### [Goal]
Within the records that follow, find every line containing the string "class". Copy those lines.

### [Dataset rows]
----
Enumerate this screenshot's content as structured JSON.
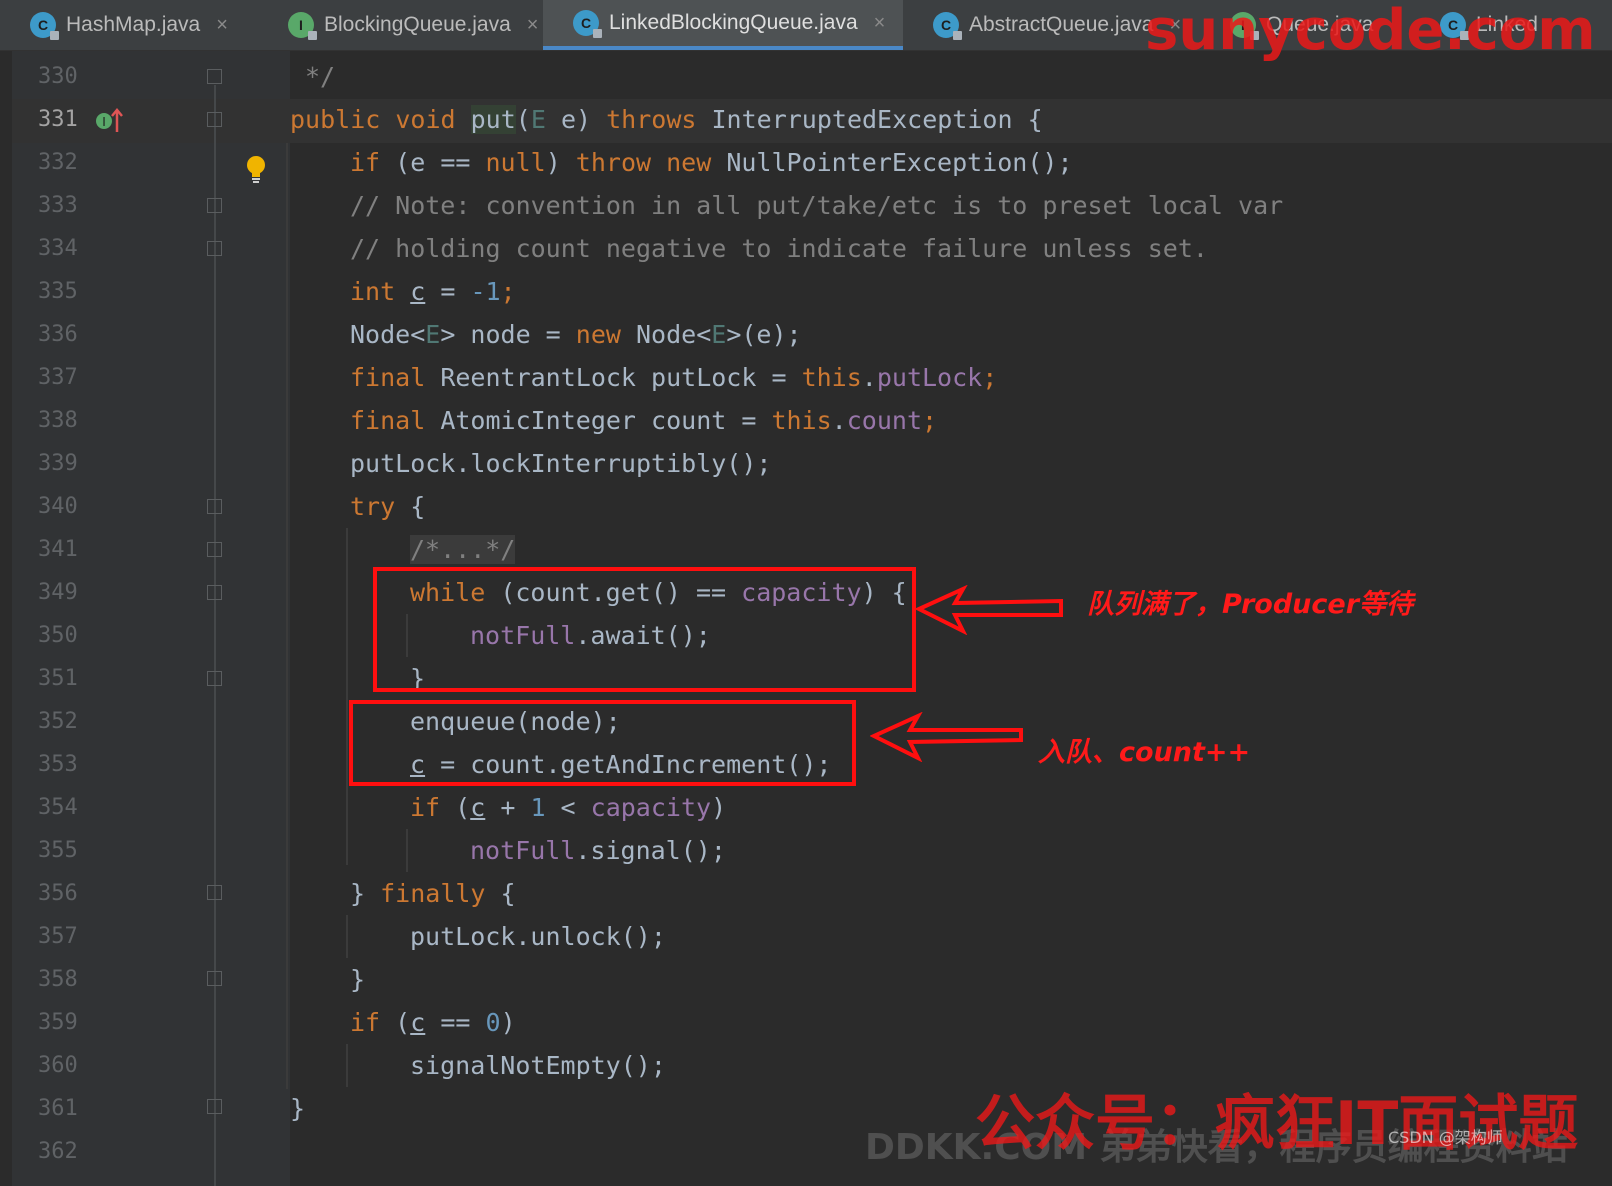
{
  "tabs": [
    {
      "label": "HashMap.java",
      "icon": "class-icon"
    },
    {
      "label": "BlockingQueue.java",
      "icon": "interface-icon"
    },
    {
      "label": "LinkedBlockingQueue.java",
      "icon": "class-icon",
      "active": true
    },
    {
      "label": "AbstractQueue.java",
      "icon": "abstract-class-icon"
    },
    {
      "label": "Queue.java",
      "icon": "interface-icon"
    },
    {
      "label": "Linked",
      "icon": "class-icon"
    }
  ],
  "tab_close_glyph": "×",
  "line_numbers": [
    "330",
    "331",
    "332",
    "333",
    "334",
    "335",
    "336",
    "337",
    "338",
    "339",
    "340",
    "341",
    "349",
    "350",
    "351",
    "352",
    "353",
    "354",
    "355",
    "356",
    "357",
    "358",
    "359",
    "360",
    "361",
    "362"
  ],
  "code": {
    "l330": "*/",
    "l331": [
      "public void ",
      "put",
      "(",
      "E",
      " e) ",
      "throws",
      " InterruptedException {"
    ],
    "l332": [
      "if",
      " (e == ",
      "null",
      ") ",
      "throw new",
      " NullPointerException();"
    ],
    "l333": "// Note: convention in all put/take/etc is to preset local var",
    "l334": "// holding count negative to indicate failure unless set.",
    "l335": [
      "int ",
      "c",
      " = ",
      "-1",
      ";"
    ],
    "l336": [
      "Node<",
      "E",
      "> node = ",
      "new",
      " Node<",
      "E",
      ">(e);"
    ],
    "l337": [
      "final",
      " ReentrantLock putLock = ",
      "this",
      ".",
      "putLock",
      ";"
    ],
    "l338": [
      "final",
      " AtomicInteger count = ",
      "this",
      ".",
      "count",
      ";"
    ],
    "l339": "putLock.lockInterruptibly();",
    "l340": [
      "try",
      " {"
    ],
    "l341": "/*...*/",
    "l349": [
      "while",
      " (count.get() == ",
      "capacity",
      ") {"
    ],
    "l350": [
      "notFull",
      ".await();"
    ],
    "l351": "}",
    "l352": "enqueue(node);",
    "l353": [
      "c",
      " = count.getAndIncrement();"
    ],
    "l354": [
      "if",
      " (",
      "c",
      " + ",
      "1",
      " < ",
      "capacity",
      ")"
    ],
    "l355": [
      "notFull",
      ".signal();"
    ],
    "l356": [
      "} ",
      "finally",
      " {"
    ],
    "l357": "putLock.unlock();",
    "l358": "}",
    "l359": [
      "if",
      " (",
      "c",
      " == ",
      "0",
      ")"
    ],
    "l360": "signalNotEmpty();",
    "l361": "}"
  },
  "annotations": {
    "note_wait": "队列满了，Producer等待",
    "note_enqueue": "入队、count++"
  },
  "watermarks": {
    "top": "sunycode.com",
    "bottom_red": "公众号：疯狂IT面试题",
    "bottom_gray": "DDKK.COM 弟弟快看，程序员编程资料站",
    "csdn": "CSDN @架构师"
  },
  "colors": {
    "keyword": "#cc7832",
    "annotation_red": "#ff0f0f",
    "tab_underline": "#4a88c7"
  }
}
----
### [Written solution]
      "icon": "class-icon"
      "icon": "class-icon",
      "icon": "abstract-class-icon"
      "icon": "class-icon"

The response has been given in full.